**TEXT PROVIDED**
Still, there’s a more positive scenario.

If investment outruns demand, surplus capacity could push prices down, just as the post-dotcom bandwidth glut did in the early 2000s. Cheap access to this kind of compute might open the door for new experimentation – not just in generative AI, but in other high-compute domains such as simulation, scientific research, and data-intensive analytics. Even if the hardware is optimised for GenAI, falling prices could still make large-scale computation more accessible overall. A second-hand market in AI hardware could emerge, spreading access to powerful compute much more widely.

The supporting infrastructure – power grid upgrades, networking, and edge facilities – will hopefully remain useful regardless. And even if some systems are stranded, the talent, tooling, and operational experience built during the boom will persist, as it did after the dotcom crash.

Without openness, the benefits stay locked up

The internet’s long-term value came not just from cheap capacity, but from open standards and universal access. Protocols like TCP/IP and HTTP meant anyone could build on the same foundations, without permission or platform lock-in. That openness turned surplus infrastructure into a shared public platform, unlocking decades of innovation far beyond what the original investors imagined.

The AI ecosystem is the opposite: powerful but closed. Its compute, models, and APIs are owned and controlled by a handful of vendors, each defining their own stack and terms of access. Even if hardware becomes cheap, it won’t automatically become open. Without shared standards or interoperability, any overbuild risks remaining a private surplus rather than a public good.

So the AI boom may not leave behind another decades-long backbone like the internet’s fibre networks. But it could still seed innovation if the industry finds ways to open up what it’s building – turning today’s private infrastructure into tomorrow’s shared platform.

Update: This post has received quite a lot of attention on HackerNews. Link to comments if you enjoy that sort of thing. Also, hi everyone 👋, I’ve written a fair bit of other stuff on AI, among other things, if your interested.

Bounding box prediction data:
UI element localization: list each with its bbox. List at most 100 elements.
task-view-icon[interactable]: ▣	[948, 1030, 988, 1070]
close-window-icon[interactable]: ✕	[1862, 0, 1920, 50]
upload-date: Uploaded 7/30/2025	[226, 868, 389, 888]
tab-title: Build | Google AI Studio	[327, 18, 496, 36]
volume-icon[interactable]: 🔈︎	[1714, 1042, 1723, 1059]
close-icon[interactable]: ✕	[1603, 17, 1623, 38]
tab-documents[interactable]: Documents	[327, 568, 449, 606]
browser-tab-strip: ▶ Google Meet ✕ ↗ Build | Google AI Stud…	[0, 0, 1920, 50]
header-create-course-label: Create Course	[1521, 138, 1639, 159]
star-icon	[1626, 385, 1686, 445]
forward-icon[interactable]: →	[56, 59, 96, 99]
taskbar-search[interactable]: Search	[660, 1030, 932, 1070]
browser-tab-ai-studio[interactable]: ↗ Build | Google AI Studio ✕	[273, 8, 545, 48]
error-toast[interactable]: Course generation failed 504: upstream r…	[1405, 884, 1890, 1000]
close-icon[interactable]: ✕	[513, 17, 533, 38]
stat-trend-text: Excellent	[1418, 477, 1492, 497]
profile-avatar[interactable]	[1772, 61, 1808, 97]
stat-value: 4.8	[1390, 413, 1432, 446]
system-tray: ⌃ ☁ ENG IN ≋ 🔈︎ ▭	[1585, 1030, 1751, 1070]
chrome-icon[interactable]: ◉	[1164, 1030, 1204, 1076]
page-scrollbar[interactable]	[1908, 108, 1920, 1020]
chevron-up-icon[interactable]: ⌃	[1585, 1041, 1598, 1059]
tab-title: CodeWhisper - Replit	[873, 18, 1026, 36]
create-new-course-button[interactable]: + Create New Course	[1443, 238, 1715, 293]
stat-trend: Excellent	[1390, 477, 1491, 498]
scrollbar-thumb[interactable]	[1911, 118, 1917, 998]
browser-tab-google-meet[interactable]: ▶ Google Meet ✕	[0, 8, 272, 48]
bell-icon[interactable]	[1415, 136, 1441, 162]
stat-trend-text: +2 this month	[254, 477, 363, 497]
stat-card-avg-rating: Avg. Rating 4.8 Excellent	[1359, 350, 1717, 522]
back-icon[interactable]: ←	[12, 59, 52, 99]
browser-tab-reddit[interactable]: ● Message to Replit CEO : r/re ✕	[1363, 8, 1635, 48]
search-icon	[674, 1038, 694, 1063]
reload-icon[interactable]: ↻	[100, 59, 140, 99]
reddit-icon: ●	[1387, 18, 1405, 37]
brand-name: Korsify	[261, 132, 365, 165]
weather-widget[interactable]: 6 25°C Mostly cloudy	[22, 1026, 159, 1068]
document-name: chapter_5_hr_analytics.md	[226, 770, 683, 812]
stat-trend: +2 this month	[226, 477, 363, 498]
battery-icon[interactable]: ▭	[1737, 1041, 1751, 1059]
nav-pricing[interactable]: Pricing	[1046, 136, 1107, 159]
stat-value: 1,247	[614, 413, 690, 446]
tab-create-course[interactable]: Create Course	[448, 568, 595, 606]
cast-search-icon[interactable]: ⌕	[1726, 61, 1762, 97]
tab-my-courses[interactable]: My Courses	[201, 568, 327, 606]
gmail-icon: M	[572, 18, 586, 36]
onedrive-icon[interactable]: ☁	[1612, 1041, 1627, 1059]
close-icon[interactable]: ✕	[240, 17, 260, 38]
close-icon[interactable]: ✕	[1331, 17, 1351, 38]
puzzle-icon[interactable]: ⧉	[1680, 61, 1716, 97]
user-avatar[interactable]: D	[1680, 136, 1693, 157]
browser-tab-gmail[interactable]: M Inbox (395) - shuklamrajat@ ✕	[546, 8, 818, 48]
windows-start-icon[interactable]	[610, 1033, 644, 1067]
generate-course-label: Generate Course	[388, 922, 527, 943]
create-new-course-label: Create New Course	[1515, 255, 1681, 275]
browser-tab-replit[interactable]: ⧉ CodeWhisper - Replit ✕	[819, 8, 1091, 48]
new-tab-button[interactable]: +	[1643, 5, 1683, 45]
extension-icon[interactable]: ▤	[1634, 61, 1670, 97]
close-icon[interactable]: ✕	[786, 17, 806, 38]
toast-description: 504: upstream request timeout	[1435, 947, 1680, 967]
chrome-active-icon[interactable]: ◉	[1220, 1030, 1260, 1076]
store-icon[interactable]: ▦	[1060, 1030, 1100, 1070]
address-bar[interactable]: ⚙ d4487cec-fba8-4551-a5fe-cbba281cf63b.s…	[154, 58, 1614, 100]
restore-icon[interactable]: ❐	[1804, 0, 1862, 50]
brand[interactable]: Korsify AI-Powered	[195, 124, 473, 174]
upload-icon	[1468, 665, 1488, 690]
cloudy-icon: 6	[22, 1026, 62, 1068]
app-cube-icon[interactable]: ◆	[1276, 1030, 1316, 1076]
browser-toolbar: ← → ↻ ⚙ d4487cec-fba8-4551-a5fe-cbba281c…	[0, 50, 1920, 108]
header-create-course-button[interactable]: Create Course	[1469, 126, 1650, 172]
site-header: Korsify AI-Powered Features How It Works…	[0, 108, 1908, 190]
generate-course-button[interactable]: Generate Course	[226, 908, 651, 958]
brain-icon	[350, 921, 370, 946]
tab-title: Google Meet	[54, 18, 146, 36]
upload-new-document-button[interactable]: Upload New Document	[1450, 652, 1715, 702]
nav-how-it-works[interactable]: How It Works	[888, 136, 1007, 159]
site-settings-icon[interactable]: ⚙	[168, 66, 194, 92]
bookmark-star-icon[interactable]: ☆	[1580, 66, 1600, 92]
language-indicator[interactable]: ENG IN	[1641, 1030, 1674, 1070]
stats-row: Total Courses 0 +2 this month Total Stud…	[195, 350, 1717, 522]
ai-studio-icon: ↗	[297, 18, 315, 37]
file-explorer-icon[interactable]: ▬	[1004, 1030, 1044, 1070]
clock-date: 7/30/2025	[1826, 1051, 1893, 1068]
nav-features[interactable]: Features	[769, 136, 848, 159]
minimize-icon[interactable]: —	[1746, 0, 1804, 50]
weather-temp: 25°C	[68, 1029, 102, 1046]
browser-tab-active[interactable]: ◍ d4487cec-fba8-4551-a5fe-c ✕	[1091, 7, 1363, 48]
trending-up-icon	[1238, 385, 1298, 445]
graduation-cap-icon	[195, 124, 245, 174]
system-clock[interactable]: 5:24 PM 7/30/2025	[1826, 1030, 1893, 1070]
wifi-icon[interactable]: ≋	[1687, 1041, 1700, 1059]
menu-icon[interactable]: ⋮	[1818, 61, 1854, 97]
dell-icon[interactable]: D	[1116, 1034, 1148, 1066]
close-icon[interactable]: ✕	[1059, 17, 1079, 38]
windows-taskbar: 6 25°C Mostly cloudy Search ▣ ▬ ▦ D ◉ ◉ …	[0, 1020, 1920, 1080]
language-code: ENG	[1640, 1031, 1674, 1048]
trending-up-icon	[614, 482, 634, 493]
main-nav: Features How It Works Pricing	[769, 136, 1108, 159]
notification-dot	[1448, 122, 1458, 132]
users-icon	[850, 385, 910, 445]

**EXERCISE REQUIREMENTS**
In the text above about the AI boom, which high-compute domains other than generative AI are named as places where cheap compute could open the door to new experimentation?

**EXPECTED ANSWER**
- simulation
- scientific research
- data-intensive analytics